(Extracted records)
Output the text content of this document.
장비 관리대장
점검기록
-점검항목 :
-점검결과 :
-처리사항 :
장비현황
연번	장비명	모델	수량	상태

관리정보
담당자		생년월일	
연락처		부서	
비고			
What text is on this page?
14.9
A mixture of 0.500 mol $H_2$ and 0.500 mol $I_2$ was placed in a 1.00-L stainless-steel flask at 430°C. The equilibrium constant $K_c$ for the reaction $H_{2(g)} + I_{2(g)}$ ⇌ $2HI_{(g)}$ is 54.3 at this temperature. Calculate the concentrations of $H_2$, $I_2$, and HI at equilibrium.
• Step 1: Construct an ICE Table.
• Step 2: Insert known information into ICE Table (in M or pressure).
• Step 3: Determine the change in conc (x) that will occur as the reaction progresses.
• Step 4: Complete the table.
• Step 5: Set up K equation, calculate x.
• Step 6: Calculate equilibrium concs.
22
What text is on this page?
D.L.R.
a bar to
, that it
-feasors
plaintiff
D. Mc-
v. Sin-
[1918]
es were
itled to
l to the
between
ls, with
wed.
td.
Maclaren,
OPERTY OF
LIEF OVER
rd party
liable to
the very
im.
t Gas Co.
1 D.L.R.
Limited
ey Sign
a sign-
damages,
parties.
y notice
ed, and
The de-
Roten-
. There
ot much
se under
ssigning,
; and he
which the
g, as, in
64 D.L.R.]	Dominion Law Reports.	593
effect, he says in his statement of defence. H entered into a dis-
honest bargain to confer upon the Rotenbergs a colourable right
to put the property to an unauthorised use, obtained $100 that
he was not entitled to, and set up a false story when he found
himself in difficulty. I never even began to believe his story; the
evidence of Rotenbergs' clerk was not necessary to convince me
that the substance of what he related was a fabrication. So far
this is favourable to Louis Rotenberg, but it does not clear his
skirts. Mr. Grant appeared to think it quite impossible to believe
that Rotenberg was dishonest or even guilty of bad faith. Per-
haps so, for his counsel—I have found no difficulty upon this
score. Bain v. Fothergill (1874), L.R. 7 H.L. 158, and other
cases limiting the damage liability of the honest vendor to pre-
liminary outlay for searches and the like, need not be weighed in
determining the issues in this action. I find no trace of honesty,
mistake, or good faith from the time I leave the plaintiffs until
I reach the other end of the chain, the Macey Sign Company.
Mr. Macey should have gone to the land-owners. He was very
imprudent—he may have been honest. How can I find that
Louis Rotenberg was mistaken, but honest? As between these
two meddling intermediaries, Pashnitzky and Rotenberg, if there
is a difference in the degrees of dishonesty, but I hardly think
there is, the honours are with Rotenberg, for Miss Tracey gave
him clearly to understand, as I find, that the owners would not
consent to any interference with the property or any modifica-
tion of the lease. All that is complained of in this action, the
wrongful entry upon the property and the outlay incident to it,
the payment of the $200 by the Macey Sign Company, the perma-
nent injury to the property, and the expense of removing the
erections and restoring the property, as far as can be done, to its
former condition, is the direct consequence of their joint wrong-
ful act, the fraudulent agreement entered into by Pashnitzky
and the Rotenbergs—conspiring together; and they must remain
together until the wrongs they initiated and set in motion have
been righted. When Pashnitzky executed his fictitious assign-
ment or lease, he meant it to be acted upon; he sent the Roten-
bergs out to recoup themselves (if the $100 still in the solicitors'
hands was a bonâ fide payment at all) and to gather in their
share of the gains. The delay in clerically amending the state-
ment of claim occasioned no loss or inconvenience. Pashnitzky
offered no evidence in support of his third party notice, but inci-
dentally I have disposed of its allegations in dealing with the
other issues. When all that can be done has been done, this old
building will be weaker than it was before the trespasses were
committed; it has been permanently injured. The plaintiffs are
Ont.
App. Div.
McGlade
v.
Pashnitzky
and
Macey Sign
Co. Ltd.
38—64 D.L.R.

Aim
Quote the data in full, keeping each word unchanged.

Task response
Output the text content of this document.
장비 관리대장
점검기록
-점검항목 :
-점검결과 :
-처리사항 :
장비현황
연번	장비명	모델	수량	상태

관리정보
담당자		생년월일	
연락처		부서	
비고			
What text is on this page?
14.9
A mixture of 0.500 mol $H_2$ and 0.500 mol $I_2$ was placed in a 1.00-L stainless-steel flask at 430°C. The equilibrium constant $K_c$ for the reaction $H_{2(g)} + I_{2(g)}$ ⇌ $2HI_{(g)}$ is 54.3 at this temperature. Calculate the concentrations of $H_2$, $I_2$, and HI at equilibrium.
• Step 1: Construct an ICE Table.
• Step 2: Insert known information into ICE Table (in M or pressure).
• Step 3: Determine the change in conc (x) that will occur as the reaction progresses.
• Step 4: Complete the table.
• Step 5: Set up K equation, calculate x.
• Step 6: Calculate equilibrium concs.
22
What text is on this page?
D.L.R.
a bar to
, that it
-feasors
plaintiff
D. Mc-
v. Sin-
[1918]
es were
itled to
l to the
between
ls, with
wed.
td.
Maclaren,
OPERTY OF
LIEF OVER
rd party
liable to
the very
im.
t Gas Co.
1 D.L.R.
Limited
ey Sign
a sign-
damages,
parties.
y notice
ed, and
The de-
Roten-
. There
ot much
se under
ssigning,
; and he
which the
g, as, in
64 D.L.R.]	Dominion Law Reports.	593
effect, he says in his statement of defence. H entered into a dis-
honest bargain to confer upon the Rotenbergs a colourable right
to put the property to an unauthorised use, obtained $100 that
he was not entitled to, and set up a false story when he found
himself in difficulty. I never even began to believe his story; the
evidence of Rotenbergs' clerk was not necessary to convince me
that the substance of what he related was a fabrication. So far
this is favourable to Louis Rotenberg, but it does not clear his
skirts. Mr. Grant appeared to think it quite impossible to believe
that Rotenberg was dishonest or even guilty of bad faith. Per-
haps so, for his counsel—I have found no difficulty upon this
score. Bain v. Fothergill (1874), L.R. 7 H.L. 158, and other
cases limiting the damage liability of the honest vendor to pre-
liminary outlay for searches and the like, need not be weighed in
determining the issues in this action. I find no trace of honesty,
mistake, or good faith from the time I leave the plaintiffs until
I reach the other end of the chain, the Macey Sign Company.
Mr. Macey should have gone to the land-owners. He was very
imprudent—he may have been honest. How can I find that
Louis Rotenberg was mistaken, but honest? As between these
two meddling intermediaries, Pashnitzky and Rotenberg, if there
is a difference in the degrees of dishonesty, but I hardly think
there is, the honours are with Rotenberg, for Miss Tracey gave
him clearly to understand, as I find, that the owners would not
consent to any interference with the property or any modifica-
tion of the lease. All that is complained of in this action, the
wrongful entry upon the property and the outlay incident to it,
the payment of the $200 by the Macey Sign Company, the perma-
nent injury to the property, and the expense of removing the
erections and restoring the property, as far as can be done, to its
former condition, is the direct consequence of their joint wrong-
ful act, the fraudulent agreement entered into by Pashnitzky
and the Rotenbergs—conspiring together; and they must remain
together until the wrongs they initiated and set in motion have
been righted. When Pashnitzky executed his fictitious assign-
ment or lease, he meant it to be acted upon; he sent the Roten-
bergs out to recoup themselves (if the $100 still in the solicitors'
hands was a bonâ fide payment at all) and to gather in their
share of the gains. The delay in clerically amending the state-
ment of claim occasioned no loss or inconvenience. Pashnitzky
offered no evidence in support of his third party notice, but inci-
dentally I have disposed of its allegations in dealing with the
other issues. When all that can be done has been done, this old
building will be weaker than it was before the trespasses were
committed; it has been permanently injured. The plaintiffs are
Ont.
App. Div.
McGlade
v.
Pashnitzky
and
Macey Sign
Co. Ltd.
38—64 D.L.R.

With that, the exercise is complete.